## What is required
Gather all lines in the entries that include the word "validación".

>> start Extracted entries

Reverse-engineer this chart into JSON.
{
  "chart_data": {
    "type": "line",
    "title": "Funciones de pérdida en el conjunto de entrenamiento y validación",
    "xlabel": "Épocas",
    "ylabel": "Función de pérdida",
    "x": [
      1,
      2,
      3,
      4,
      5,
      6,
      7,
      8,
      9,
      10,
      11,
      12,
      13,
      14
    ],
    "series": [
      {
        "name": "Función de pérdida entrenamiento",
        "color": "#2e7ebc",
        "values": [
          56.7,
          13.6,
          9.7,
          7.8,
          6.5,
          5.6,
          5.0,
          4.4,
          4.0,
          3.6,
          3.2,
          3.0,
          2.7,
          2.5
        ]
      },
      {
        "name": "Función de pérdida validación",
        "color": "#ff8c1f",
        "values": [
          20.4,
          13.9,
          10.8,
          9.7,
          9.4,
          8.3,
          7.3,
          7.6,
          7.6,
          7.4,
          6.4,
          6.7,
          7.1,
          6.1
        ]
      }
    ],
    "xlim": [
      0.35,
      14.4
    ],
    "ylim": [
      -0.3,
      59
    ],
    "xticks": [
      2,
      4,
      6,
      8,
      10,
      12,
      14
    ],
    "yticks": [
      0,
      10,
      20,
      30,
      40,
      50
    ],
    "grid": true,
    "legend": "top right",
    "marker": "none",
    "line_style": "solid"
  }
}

>> end Extracted entries

## Answer to the task
    "title": "Funciones de pérdida en el conjunto de entrenamiento y validación",
        "name": "Función de pérdida validación",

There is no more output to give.